(Data excerpts)
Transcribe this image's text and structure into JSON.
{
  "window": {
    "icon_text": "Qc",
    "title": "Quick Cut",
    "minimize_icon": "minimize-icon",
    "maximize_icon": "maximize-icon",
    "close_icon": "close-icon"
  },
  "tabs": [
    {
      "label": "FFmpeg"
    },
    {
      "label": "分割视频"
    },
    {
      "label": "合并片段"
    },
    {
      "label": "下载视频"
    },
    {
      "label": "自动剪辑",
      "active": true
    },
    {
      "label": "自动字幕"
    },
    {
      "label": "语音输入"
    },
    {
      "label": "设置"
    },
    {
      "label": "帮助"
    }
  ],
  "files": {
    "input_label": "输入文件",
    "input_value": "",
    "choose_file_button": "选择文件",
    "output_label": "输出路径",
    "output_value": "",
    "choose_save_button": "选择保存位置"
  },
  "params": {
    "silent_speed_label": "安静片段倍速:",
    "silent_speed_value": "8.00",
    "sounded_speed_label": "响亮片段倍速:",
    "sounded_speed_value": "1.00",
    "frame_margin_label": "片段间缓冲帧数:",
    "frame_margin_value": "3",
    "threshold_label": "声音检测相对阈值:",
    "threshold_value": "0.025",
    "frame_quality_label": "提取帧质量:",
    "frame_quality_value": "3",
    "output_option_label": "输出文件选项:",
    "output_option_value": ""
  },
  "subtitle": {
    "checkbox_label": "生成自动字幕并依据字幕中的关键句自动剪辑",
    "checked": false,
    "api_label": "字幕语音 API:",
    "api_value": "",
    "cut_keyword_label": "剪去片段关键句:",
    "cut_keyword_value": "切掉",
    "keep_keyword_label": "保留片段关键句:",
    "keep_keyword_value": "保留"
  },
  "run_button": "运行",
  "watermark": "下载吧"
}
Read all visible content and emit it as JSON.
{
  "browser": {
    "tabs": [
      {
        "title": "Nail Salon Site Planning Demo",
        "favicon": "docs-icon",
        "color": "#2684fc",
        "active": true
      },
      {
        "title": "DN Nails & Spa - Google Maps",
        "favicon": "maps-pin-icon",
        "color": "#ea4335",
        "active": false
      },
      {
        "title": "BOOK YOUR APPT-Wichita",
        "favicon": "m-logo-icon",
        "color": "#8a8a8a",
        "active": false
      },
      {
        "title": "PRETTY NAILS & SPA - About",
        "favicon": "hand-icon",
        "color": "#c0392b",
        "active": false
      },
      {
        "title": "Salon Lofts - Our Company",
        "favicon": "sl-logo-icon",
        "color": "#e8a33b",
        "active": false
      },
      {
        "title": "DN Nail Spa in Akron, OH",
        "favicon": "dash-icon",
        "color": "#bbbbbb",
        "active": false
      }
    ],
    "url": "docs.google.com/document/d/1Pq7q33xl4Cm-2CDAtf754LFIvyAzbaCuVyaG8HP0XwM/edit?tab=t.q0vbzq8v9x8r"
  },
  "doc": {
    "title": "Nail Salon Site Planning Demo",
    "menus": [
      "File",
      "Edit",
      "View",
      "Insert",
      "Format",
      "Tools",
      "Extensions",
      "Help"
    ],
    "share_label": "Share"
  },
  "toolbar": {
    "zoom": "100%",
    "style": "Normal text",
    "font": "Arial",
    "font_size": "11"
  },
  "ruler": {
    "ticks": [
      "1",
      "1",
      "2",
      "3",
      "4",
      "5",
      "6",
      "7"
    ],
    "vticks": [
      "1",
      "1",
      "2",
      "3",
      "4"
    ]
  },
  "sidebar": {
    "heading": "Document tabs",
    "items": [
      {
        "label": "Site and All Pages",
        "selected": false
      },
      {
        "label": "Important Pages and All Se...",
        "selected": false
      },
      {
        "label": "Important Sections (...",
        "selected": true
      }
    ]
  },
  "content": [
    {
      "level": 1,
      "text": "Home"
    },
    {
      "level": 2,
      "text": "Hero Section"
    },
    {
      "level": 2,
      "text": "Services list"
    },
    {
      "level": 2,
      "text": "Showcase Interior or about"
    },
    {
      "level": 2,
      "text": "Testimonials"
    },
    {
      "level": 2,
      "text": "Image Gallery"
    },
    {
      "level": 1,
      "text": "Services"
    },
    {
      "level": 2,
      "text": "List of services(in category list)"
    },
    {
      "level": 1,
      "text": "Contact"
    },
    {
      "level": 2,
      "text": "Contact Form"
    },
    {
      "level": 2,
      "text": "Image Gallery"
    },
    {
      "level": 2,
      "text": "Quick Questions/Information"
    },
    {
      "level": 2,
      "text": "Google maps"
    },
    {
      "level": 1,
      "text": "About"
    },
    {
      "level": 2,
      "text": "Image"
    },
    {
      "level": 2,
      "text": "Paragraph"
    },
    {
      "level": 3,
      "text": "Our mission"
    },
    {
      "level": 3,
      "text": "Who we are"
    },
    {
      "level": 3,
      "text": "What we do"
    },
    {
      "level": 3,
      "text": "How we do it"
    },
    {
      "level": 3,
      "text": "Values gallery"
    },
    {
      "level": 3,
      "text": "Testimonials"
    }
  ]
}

## WHAT TO PRODUCE
Print every entry exactly as it appears.

## WRITTEN ANSWER
Transcribe this image's text and structure into JSON.
{
  "window": {
    "icon_text": "Qc",
    "title": "Quick Cut",
    "minimize_icon": "minimize-icon",
    "maximize_icon": "maximize-icon",
    "close_icon": "close-icon"
  },
  "tabs": [
    {
      "label": "FFmpeg"
    },
    {
      "label": "分割视频"
    },
    {
      "label": "合并片段"
    },
    {
      "label": "下载视频"
    },
    {
      "label": "自动剪辑",
      "active": true
    },
    {
      "label": "自动字幕"
    },
    {
      "label": "语音输入"
    },
    {
      "label": "设置"
    },
    {
      "label": "帮助"
    }
  ],
  "files": {
    "input_label": "输入文件",
    "input_value": "",
    "choose_file_button": "选择文件",
    "output_label": "输出路径",
    "output_value": "",
    "choose_save_button": "选择保存位置"
  },
  "params": {
    "silent_speed_label": "安静片段倍速:",
    "silent_speed_value": "8.00",
    "sounded_speed_label": "响亮片段倍速:",
    "sounded_speed_value": "1.00",
    "frame_margin_label": "片段间缓冲帧数:",
    "frame_margin_value": "3",
    "threshold_label": "声音检测相对阈值:",
    "threshold_value": "0.025",
    "frame_quality_label": "提取帧质量:",
    "frame_quality_value": "3",
    "output_option_label": "输出文件选项:",
    "output_option_value": ""
  },
  "subtitle": {
    "checkbox_label": "生成自动字幕并依据字幕中的关键句自动剪辑",
    "checked": false,
    "api_label": "字幕语音 API:",
    "api_value": "",
    "cut_keyword_label": "剪去片段关键句:",
    "cut_keyword_value": "切掉",
    "keep_keyword_label": "保留片段关键句:",
    "keep_keyword_value": "保留"
  },
  "run_button": "运行",
  "watermark": "下载吧"
}
Read all visible content and emit it as JSON.
{
  "browser": {
    "tabs": [
      {
        "title": "Nail Salon Site Planning Demo",
        "favicon": "docs-icon",
        "color": "#2684fc",
        "active": true
      },
      {
        "title": "DN Nails & Spa - Google Maps",
        "favicon": "maps-pin-icon",
        "color": "#ea4335",
        "active": false
      },
      {
        "title": "BOOK YOUR APPT-Wichita",
        "favicon": "m-logo-icon",
        "color": "#8a8a8a",
        "active": false
      },
      {
        "title": "PRETTY NAILS & SPA - About",
        "favicon": "hand-icon",
        "color": "#c0392b",
        "active": false
      },
      {
        "title": "Salon Lofts - Our Company",
        "favicon": "sl-logo-icon",
        "color": "#e8a33b",
        "active": false
      },
      {
        "title": "DN Nail Spa in Akron, OH",
        "favicon": "dash-icon",
        "color": "#bbbbbb",
        "active": false
      }
    ],
    "url": "docs.google.com/document/d/1Pq7q33xl4Cm-2CDAtf754LFIvyAzbaCuVyaG8HP0XwM/edit?tab=t.q0vbzq8v9x8r"
  },
  "doc": {
    "title": "Nail Salon Site Planning Demo",
    "menus": [
      "File",
      "Edit",
      "View",
      "Insert",
      "Format",
      "Tools",
      "Extensions",
      "Help"
    ],
    "share_label": "Share"
  },
  "toolbar": {
    "zoom": "100%",
    "style": "Normal text",
    "font": "Arial",
    "font_size": "11"
  },
  "ruler": {
    "ticks": [
      "1",
      "1",
      "2",
      "3",
      "4",
      "5",
      "6",
      "7"
    ],
    "vticks": [
      "1",
      "1",
      "2",
      "3",
      "4"
    ]
  },
  "sidebar": {
    "heading": "Document tabs",
    "items": [
      {
        "label": "Site and All Pages",
        "selected": false
      },
      {
        "label": "Important Pages and All Se...",
        "selected": false
      },
      {
        "label": "Important Sections (...",
        "selected": true
      }
    ]
  },
  "content": [
    {
      "level": 1,
      "text": "Home"
    },
    {
      "level": 2,
      "text": "Hero Section"
    },
    {
      "level": 2,
      "text": "Services list"
    },
    {
      "level": 2,
      "text": "Showcase Interior or about"
    },
    {
      "level": 2,
      "text": "Testimonials"
    },
    {
      "level": 2,
      "text": "Image Gallery"
    },
    {
      "level": 1,
      "text": "Services"
    },
    {
      "level": 2,
      "text": "List of services(in category list)"
    },
    {
      "level": 1,
      "text": "Contact"
    },
    {
      "level": 2,
      "text": "Contact Form"
    },
    {
      "level": 2,
      "text": "Image Gallery"
    },
    {
      "level": 2,
      "text": "Quick Questions/Information"
    },
    {
      "level": 2,
      "text": "Google maps"
    },
    {
      "level": 1,
      "text": "About"
    },
    {
      "level": 2,
      "text": "Image"
    },
    {
      "level": 2,
      "text": "Paragraph"
    },
    {
      "level": 3,
      "text": "Our mission"
    },
    {
      "level": 3,
      "text": "Who we are"
    },
    {
      "level": 3,
      "text": "What we do"
    },
    {
      "level": 3,
      "text": "How we do it"
    },
    {
      "level": 3,
      "text": "Values gallery"
    },
    {
      "level": 3,
      "text": "Testimonials"
    }
  ]
}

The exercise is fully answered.